>> BEGIN
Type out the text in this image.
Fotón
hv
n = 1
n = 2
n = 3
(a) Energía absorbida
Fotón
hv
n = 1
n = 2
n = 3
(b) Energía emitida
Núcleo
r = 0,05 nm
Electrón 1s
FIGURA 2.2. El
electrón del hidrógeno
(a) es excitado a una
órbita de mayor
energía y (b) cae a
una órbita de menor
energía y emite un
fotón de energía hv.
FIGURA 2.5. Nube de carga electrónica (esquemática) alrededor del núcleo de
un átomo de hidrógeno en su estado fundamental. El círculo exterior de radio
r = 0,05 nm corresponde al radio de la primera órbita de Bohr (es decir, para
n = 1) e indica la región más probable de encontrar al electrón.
>> END
>> BEGIN
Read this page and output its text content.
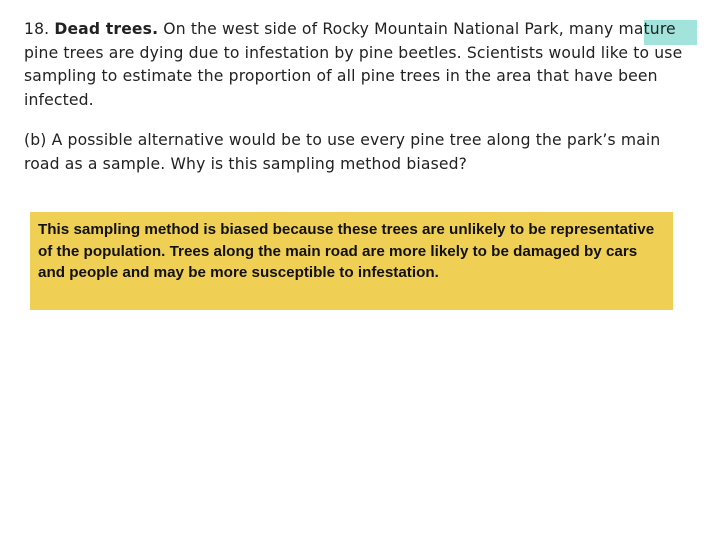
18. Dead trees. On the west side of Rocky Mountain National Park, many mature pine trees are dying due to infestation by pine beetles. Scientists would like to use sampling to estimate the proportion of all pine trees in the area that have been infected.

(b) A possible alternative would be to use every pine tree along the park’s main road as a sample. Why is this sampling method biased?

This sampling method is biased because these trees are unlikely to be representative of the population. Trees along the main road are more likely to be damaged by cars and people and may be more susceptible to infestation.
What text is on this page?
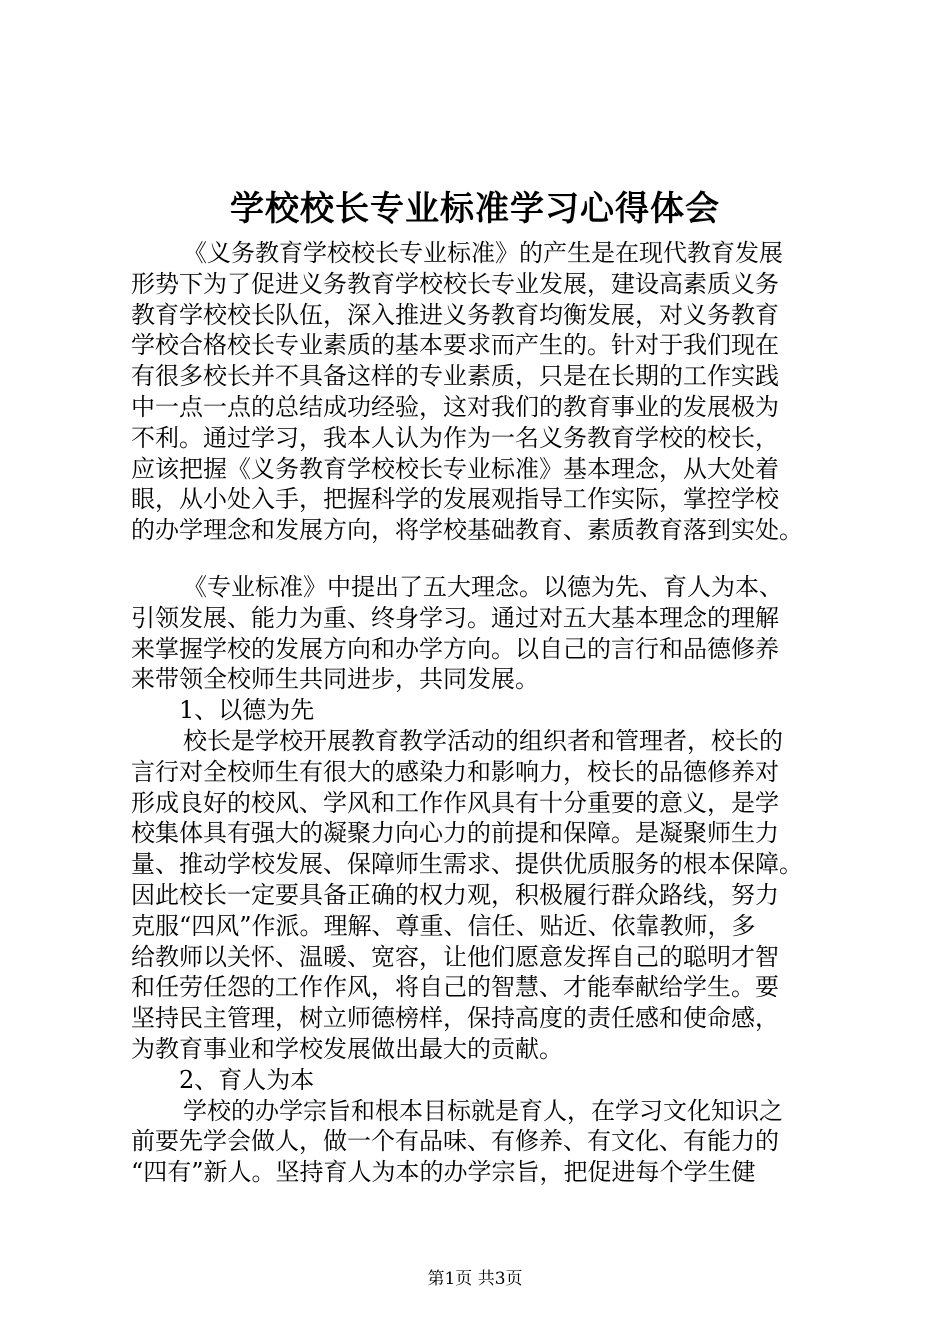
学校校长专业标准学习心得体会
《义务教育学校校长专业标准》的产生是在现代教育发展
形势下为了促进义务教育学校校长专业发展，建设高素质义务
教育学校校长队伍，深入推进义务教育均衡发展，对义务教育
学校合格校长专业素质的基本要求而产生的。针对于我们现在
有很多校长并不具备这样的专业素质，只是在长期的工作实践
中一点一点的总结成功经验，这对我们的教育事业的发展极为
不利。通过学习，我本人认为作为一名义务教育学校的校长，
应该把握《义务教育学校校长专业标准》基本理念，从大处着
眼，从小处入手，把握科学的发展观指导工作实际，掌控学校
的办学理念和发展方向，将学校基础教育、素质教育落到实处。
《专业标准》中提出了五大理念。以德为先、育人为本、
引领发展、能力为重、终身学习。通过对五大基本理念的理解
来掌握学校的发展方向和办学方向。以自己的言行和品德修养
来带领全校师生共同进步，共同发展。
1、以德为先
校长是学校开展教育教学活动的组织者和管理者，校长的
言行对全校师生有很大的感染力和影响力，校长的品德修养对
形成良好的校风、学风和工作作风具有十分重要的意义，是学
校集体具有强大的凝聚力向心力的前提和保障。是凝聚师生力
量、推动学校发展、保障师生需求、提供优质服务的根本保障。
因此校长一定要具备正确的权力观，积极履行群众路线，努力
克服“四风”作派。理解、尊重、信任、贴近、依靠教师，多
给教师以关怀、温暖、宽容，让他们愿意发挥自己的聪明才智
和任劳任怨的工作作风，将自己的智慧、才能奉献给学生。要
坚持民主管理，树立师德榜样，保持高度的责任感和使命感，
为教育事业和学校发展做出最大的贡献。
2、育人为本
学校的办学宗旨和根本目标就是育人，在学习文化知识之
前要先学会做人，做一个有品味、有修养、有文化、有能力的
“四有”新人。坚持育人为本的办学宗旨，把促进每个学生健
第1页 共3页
>> END
>> BEGIN
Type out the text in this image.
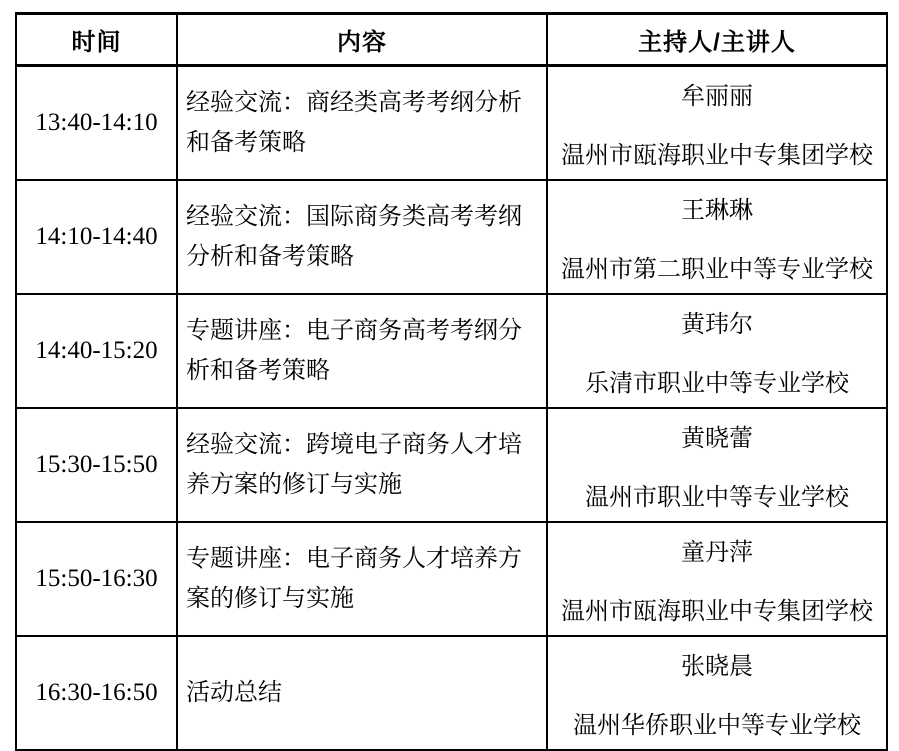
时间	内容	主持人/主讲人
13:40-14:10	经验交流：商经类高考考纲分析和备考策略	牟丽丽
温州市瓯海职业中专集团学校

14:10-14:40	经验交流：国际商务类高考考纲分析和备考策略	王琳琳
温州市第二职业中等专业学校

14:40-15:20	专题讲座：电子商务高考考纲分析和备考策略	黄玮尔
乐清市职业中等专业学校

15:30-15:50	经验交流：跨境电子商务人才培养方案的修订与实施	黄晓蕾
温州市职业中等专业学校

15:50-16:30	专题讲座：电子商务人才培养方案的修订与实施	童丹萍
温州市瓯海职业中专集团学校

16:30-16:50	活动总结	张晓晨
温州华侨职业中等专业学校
>> END
● What you have to do: Only lines that contain the word "经验交流" are wanted; copy each of them.

● The completed task:
13:40-14:10	经验交流：商经类高考考纲分析和备考策略	牟丽丽
14:10-14:40	经验交流：国际商务类高考考纲分析和备考策略	王琳琳
15:30-15:50	经验交流：跨境电子商务人才培养方案的修订与实施	黄晓蕾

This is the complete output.